Problem details:
Transcribe the records below in full; pictures stay out of the copy.

Listed entries:

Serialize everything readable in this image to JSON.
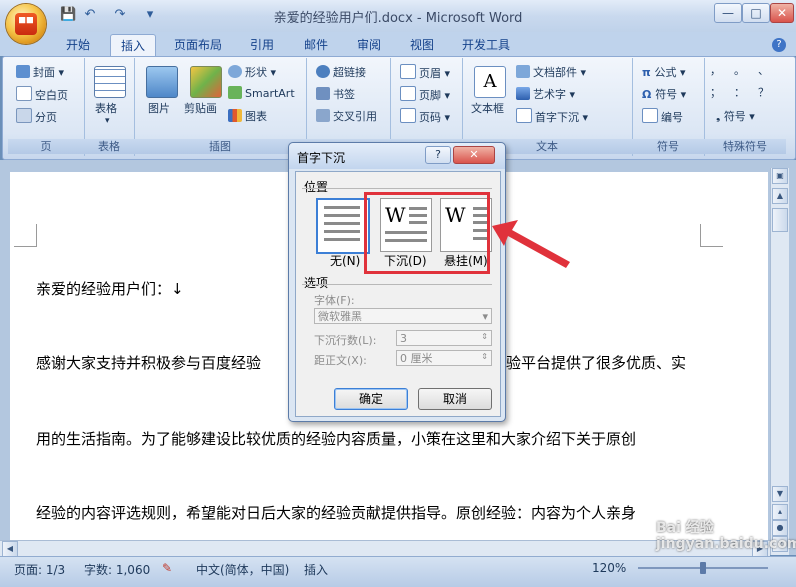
{
  "window": {
    "title": "亲爱的经验用户们.docx - Microsoft Word",
    "minimize": "—",
    "maximize": "□",
    "close": "✕",
    "help": "?"
  },
  "quick_access": {
    "save": "💾",
    "undo": "↶",
    "redo": "↷",
    "more": "▾"
  },
  "tabs": [
    "开始",
    "插入",
    "页面布局",
    "引用",
    "邮件",
    "审阅",
    "视图",
    "开发工具"
  ],
  "active_tab": "插入",
  "ribbon": {
    "pages": {
      "label": "页",
      "items": [
        "封面",
        "空白页",
        "分页"
      ]
    },
    "table": {
      "label": "表格",
      "button": "表格"
    },
    "illustrations": {
      "label": "插图",
      "items": [
        "图片",
        "剪贴画",
        "形状",
        "SmartArt",
        "图表"
      ]
    },
    "links": {
      "items": [
        "超链接",
        "书签",
        "交叉引用"
      ]
    },
    "header_footer": {
      "items": [
        "页眉",
        "页脚",
        "页码"
      ]
    },
    "text": {
      "label": "文本",
      "textbox": "文本框",
      "items": [
        "文档部件",
        "艺术字",
        "首字下沉"
      ]
    },
    "symbols": {
      "label": "符号",
      "items": [
        "公式",
        "符号",
        "编号"
      ]
    },
    "special_symbols": {
      "label": "特殊符号",
      "chars": [
        "，",
        "。",
        "、",
        "；",
        "：",
        "？"
      ],
      "more": "符号"
    }
  },
  "document": {
    "lines": [
      "亲爱的经验用户们：↓",
      "感谢大家支持并积极参与百度经验",
      "验平台提供了很多优质、实",
      "用的生活指南。为了能够建设比较优质的经验内容质量，小策在这里和大家介绍下关于原创",
      "经验的内容评选规则，希望能对日后大家的经验贡献提供指导。原创经验：内容为个人亲身"
    ]
  },
  "status_bar": {
    "page": "页面: 1/3",
    "words": "字数: 1,060",
    "language": "中文(简体，中国)",
    "mode": "插入",
    "zoom": "120%"
  },
  "dialog": {
    "title": "首字下沉",
    "help": "?",
    "close": "✕",
    "position_label": "位置",
    "options": [
      {
        "label": "无(N)",
        "selected": true
      },
      {
        "label": "下沉(D)",
        "selected": false
      },
      {
        "label": "悬挂(M)",
        "selected": false
      }
    ],
    "options_label": "选项",
    "font_label": "字体(F):",
    "font_value": "微软雅黑",
    "lines_label": "下沉行数(L):",
    "lines_value": "3",
    "distance_label": "距正文(X):",
    "distance_value": "0 厘米",
    "ok": "确定",
    "cancel": "取消"
  },
  "watermark": "Bai 经验\njingyan.baidu.com",
  "colors": {
    "accent": "#e0323b",
    "ribbon": "#dbe6f4",
    "title": "#c9d9ee"
  }
}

In response:
Serialize everything readable in this image to JSON.
{
  "window": {
    "title": "亲爱的经验用户们.docx - Microsoft Word",
    "minimize": "—",
    "maximize": "□",
    "close": "✕",
    "help": "?"
  },
  "quick_access": {
    "save": "💾",
    "undo": "↶",
    "redo": "↷",
    "more": "▾"
  },
  "tabs": [
    "开始",
    "插入",
    "页面布局",
    "引用",
    "邮件",
    "审阅",
    "视图",
    "开发工具"
  ],
  "active_tab": "插入",
  "ribbon": {
    "pages": {
      "label": "页",
      "items": [
        "封面",
        "空白页",
        "分页"
      ]
    },
    "table": {
      "label": "表格",
      "button": "表格"
    },
    "illustrations": {
      "label": "插图",
      "items": [
        "图片",
        "剪贴画",
        "形状",
        "SmartArt",
        "图表"
      ]
    },
    "links": {
      "items": [
        "超链接",
        "书签",
        "交叉引用"
      ]
    },
    "header_footer": {
      "items": [
        "页眉",
        "页脚",
        "页码"
      ]
    },
    "text": {
      "label": "文本",
      "textbox": "文本框",
      "items": [
        "文档部件",
        "艺术字",
        "首字下沉"
      ]
    },
    "symbols": {
      "label": "符号",
      "items": [
        "公式",
        "符号",
        "编号"
      ]
    },
    "special_symbols": {
      "label": "特殊符号",
      "chars": [
        "，",
        "。",
        "、",
        "；",
        "：",
        "？"
      ],
      "more": "符号"
    }
  },
  "document": {
    "lines": [
      "亲爱的经验用户们：↓",
      "感谢大家支持并积极参与百度经验",
      "验平台提供了很多优质、实",
      "用的生活指南。为了能够建设比较优质的经验内容质量，小策在这里和大家介绍下关于原创",
      "经验的内容评选规则，希望能对日后大家的经验贡献提供指导。原创经验：内容为个人亲身"
    ]
  },
  "status_bar": {
    "page": "页面: 1/3",
    "words": "字数: 1,060",
    "language": "中文(简体，中国)",
    "mode": "插入",
    "zoom": "120%"
  },
  "dialog": {
    "title": "首字下沉",
    "help": "?",
    "close": "✕",
    "position_label": "位置",
    "options": [
      {
        "label": "无(N)",
        "selected": true
      },
      {
        "label": "下沉(D)",
        "selected": false
      },
      {
        "label": "悬挂(M)",
        "selected": false
      }
    ],
    "options_label": "选项",
    "font_label": "字体(F):",
    "font_value": "微软雅黑",
    "lines_label": "下沉行数(L):",
    "lines_value": "3",
    "distance_label": "距正文(X):",
    "distance_value": "0 厘米",
    "ok": "确定",
    "cancel": "取消"
  },
  "watermark": "Bai 经验\njingyan.baidu.com",
  "colors": {
    "accent": "#e0323b",
    "ribbon": "#dbe6f4",
    "title": "#c9d9ee"
  }
}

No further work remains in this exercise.